##### Items #####
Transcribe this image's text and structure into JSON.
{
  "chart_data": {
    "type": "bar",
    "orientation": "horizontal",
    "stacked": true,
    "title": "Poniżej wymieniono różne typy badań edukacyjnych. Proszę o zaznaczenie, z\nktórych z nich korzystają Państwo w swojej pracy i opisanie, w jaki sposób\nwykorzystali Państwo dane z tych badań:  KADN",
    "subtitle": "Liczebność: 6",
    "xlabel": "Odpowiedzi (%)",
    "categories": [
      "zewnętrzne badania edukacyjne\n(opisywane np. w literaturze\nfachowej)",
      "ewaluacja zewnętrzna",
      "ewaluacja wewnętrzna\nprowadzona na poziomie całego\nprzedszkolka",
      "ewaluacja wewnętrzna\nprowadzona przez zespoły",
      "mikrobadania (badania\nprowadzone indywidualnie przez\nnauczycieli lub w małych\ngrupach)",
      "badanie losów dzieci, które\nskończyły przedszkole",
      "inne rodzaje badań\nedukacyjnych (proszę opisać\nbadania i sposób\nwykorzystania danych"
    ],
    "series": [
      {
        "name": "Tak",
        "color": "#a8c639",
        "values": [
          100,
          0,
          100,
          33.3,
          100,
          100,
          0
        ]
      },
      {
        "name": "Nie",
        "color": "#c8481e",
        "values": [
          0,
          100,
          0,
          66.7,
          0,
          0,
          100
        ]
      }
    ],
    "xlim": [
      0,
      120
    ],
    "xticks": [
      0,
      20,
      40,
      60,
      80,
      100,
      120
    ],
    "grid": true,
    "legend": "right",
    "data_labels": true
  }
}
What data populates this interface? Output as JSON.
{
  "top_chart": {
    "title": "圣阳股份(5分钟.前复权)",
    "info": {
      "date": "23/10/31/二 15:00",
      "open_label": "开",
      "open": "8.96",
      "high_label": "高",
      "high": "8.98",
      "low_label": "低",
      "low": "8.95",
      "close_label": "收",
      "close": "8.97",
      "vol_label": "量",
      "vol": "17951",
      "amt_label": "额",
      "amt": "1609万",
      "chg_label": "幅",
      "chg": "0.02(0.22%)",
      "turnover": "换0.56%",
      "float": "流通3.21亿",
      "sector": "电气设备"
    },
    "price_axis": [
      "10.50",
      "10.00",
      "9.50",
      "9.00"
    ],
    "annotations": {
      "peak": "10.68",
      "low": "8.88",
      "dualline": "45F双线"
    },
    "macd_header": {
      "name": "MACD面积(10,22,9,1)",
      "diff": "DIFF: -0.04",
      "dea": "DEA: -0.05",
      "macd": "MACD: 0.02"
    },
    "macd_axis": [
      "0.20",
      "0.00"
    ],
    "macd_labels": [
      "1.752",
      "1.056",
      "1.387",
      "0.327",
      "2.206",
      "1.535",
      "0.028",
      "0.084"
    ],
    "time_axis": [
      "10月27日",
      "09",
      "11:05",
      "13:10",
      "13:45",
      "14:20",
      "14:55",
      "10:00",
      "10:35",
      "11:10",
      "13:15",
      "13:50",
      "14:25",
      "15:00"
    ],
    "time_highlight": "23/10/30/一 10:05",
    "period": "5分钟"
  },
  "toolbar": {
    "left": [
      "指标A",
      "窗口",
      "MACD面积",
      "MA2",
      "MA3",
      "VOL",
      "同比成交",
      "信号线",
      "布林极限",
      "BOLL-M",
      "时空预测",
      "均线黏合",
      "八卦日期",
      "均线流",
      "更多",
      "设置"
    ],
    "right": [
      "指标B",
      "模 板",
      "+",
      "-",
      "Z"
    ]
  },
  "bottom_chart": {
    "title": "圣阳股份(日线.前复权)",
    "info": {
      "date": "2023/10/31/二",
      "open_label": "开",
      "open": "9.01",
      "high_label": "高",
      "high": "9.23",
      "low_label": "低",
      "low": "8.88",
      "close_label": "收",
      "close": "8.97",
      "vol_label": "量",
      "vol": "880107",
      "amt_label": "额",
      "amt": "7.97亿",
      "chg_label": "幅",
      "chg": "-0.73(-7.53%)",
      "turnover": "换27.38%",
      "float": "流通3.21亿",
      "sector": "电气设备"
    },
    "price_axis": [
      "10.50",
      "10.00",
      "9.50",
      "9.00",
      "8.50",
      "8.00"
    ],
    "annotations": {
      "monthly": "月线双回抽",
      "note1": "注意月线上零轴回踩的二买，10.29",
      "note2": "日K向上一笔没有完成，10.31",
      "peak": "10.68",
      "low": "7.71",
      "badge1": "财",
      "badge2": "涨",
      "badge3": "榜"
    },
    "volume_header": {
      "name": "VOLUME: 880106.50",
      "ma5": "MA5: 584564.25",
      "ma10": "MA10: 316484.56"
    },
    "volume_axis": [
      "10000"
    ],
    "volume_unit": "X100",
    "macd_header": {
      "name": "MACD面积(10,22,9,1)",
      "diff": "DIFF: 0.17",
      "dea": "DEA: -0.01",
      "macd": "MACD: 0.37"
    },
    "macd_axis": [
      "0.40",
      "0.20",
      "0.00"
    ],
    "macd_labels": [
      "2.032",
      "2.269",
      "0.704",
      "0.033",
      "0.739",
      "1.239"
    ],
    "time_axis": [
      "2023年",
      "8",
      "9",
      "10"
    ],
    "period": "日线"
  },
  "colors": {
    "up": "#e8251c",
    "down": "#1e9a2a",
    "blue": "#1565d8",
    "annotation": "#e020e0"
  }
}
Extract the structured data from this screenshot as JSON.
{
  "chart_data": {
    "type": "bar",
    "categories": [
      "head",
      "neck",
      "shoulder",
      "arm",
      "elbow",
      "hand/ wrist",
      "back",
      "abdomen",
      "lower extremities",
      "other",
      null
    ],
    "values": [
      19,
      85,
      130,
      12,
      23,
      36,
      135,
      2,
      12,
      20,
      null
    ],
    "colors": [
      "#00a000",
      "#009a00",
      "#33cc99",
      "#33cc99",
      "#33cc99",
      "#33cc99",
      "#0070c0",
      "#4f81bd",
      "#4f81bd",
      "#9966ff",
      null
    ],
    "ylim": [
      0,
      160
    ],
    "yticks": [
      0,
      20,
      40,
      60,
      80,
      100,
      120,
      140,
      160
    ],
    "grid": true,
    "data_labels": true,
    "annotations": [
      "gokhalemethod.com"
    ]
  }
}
#####
### What is being asked
Lines containing the word "sposób" are to be tallied; report only the total.

### Output for this exercise
2